[DATA FOR THE TASK start]
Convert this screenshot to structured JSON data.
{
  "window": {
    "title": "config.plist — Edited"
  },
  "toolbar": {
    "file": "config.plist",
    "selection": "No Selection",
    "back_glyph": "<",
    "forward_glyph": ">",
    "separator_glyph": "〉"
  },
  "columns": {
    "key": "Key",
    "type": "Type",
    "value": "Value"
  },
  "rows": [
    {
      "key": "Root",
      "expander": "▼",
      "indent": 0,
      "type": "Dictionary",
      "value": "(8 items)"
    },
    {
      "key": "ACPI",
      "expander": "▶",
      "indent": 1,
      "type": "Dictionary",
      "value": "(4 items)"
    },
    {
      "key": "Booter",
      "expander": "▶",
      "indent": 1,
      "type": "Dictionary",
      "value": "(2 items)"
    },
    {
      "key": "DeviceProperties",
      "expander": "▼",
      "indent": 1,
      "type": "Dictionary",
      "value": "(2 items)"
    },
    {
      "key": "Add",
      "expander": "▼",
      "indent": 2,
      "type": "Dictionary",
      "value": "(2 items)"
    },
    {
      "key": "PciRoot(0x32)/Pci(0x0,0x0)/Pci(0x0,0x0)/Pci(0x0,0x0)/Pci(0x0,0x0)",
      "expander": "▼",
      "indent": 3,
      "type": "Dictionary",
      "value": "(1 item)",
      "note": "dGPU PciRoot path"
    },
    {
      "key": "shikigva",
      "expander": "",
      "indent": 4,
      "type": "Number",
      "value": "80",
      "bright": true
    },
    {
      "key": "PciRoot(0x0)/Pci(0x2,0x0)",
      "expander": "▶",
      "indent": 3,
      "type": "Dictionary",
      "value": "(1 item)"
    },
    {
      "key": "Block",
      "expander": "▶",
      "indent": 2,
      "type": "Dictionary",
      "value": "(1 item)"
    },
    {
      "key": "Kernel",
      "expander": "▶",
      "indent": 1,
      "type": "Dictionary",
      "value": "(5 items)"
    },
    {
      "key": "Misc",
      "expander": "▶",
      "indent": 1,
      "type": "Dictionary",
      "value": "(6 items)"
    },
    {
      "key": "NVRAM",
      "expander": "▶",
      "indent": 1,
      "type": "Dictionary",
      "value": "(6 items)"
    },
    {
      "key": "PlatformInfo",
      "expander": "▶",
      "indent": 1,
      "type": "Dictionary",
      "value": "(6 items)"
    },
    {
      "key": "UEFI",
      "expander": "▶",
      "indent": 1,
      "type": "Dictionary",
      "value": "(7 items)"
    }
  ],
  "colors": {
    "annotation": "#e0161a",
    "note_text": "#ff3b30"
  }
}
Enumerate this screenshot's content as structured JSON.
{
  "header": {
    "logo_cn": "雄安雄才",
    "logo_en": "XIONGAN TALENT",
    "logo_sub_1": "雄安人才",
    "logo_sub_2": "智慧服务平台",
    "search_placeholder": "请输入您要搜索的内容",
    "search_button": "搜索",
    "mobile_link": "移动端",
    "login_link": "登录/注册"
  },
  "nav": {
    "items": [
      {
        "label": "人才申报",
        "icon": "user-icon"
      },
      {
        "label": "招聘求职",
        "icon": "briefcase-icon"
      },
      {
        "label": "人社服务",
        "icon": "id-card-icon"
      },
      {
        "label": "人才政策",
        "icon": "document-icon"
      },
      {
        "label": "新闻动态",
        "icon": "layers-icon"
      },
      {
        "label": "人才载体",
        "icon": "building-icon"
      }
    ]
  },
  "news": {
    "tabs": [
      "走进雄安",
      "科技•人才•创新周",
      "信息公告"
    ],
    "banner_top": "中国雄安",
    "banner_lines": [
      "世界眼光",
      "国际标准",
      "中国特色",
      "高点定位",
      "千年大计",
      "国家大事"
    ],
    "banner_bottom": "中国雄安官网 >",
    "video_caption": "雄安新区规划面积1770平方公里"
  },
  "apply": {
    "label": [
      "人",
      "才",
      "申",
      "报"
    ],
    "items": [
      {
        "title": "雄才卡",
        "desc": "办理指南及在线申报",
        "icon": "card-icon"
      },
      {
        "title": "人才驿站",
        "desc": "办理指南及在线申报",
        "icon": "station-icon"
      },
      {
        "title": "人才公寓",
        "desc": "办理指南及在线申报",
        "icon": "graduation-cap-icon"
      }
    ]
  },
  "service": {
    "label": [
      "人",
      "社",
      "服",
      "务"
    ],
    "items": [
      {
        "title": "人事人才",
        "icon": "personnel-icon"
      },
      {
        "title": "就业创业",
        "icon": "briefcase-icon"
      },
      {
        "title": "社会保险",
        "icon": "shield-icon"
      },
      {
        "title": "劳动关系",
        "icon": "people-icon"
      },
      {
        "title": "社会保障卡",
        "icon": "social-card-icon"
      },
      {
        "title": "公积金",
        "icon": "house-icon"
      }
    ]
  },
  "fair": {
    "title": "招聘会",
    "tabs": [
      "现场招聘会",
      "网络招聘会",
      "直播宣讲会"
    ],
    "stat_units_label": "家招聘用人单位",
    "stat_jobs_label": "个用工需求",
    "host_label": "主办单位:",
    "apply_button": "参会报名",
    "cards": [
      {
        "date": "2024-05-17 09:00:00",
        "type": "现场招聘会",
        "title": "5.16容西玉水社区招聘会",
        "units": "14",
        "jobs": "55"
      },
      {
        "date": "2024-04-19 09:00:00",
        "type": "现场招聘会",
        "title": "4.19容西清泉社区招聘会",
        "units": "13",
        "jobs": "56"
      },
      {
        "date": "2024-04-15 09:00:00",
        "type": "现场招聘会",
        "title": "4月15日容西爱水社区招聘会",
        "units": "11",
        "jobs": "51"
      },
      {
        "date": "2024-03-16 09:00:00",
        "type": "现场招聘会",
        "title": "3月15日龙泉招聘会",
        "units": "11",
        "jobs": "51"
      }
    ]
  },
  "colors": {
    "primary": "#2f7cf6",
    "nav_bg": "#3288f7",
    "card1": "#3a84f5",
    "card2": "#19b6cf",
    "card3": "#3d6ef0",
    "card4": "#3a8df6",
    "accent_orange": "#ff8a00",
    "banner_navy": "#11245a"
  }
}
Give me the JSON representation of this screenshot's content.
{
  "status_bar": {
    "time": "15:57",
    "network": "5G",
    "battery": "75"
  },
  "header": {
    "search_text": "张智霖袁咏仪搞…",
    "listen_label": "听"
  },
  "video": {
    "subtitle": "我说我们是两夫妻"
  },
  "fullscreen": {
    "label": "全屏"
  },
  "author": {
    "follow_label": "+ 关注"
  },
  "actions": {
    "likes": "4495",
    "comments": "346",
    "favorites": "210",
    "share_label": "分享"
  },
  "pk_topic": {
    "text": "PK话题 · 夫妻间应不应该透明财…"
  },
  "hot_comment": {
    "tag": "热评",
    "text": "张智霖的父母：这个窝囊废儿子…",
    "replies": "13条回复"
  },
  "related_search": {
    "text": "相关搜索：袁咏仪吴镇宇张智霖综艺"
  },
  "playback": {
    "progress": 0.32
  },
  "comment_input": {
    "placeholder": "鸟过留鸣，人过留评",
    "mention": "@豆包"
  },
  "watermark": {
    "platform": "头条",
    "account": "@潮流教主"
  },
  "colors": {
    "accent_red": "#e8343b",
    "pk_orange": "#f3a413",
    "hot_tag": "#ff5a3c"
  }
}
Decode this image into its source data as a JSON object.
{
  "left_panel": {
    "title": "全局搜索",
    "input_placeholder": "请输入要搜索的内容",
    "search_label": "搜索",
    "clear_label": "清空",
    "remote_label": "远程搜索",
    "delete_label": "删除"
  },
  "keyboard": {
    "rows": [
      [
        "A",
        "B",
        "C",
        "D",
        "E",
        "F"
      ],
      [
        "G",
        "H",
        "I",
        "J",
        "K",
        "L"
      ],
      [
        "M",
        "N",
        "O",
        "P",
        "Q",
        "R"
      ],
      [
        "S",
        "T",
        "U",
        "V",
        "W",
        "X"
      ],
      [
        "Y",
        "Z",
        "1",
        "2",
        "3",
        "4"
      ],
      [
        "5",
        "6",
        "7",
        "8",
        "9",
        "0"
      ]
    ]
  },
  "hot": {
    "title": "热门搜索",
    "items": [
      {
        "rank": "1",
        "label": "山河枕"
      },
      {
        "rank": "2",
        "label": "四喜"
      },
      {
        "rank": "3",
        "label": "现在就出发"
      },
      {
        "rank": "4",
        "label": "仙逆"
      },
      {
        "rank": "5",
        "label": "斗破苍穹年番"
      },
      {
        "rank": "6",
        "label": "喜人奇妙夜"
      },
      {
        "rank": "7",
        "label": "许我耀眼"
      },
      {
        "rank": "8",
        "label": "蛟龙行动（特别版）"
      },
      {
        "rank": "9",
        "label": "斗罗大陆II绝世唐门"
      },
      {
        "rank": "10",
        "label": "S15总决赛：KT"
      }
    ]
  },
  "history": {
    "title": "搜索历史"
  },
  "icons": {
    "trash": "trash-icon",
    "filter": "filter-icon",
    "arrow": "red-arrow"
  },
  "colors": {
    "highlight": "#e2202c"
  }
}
[DATA FOR THE TASK end]
Say the number of lines in the records above that include the string "this", and no more.

| ANSWER IN FULL |
4